[Dataset listings of figures]
◆ ◆ ◆

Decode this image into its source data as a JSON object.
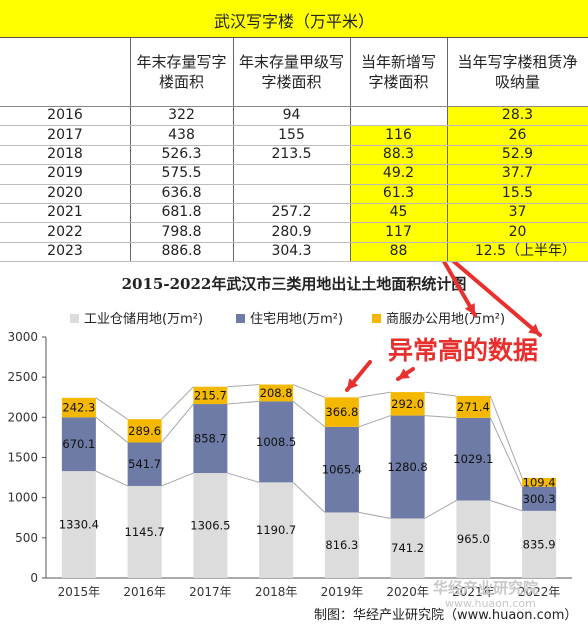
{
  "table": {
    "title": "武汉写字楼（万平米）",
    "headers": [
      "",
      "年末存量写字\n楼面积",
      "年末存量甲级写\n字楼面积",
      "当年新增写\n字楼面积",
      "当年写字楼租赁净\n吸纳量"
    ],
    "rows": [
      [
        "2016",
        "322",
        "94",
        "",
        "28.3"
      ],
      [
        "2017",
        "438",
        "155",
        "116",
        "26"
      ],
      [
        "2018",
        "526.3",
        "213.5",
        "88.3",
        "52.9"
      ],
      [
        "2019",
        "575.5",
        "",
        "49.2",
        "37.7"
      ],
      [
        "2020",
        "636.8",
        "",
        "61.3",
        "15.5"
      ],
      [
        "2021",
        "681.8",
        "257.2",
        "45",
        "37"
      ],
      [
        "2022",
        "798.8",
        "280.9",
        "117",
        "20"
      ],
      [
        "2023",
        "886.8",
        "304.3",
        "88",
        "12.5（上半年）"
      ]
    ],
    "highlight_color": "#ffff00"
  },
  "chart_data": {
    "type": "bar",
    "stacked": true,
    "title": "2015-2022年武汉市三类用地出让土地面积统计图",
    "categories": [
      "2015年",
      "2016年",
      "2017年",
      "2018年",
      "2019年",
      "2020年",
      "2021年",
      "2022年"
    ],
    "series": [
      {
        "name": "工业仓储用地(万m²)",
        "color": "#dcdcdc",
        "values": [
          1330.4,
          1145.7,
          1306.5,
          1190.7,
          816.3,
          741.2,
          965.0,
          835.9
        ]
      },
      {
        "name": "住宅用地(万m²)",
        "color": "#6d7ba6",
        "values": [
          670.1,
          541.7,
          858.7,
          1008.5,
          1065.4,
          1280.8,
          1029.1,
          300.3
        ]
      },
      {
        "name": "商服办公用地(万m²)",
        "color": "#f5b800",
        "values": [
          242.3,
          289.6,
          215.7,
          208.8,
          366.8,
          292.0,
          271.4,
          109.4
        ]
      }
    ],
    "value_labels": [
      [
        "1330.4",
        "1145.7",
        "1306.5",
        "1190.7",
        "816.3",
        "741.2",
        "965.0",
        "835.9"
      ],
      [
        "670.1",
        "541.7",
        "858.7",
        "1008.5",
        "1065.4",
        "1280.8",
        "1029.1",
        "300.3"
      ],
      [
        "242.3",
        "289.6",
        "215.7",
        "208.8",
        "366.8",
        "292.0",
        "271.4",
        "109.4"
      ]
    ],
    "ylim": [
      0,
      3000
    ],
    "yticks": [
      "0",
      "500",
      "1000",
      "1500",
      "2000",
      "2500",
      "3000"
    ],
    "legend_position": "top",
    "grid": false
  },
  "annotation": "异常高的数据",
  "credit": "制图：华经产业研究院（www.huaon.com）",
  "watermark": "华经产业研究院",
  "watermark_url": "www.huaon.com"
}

◆ ◆ ◆

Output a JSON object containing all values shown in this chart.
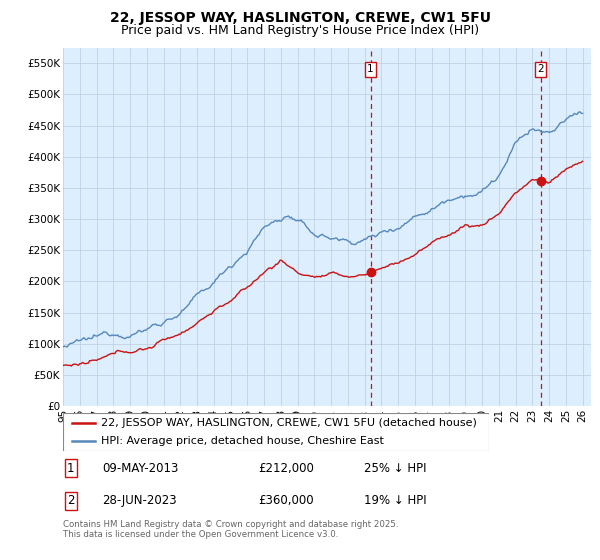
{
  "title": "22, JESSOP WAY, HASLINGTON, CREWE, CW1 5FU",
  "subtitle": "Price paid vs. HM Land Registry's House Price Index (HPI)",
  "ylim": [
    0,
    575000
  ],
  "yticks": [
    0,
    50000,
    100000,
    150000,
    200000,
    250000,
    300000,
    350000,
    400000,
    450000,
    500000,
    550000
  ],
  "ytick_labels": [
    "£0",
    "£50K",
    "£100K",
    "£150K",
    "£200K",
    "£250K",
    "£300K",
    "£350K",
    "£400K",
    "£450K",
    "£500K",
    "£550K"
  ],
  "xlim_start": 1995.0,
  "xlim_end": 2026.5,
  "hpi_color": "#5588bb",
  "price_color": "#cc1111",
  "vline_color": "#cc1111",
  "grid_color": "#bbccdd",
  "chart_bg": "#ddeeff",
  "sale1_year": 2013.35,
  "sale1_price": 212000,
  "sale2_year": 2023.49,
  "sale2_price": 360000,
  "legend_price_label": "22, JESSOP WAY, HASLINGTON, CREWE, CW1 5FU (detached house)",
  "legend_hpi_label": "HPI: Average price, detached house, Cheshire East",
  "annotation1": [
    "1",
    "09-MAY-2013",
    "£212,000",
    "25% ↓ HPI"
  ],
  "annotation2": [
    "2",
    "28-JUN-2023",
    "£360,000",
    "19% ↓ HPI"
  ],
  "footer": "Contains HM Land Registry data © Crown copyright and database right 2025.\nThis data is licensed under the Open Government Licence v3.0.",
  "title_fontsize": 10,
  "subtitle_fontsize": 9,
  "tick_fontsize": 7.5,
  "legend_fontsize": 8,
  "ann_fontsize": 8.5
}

◆ ◆ ◆

> TASK DETAILS
Pull out each line holding the string "Land".

> RESULT BELOW
  "subtitle": "Price paid vs. HM Land Registry's House Price Index (HPI)",
  "footer": "Contains HM Land Registry data © Crown copyright and database right 2025.\nThis data is licensed under the Open Government Licence v3.0.",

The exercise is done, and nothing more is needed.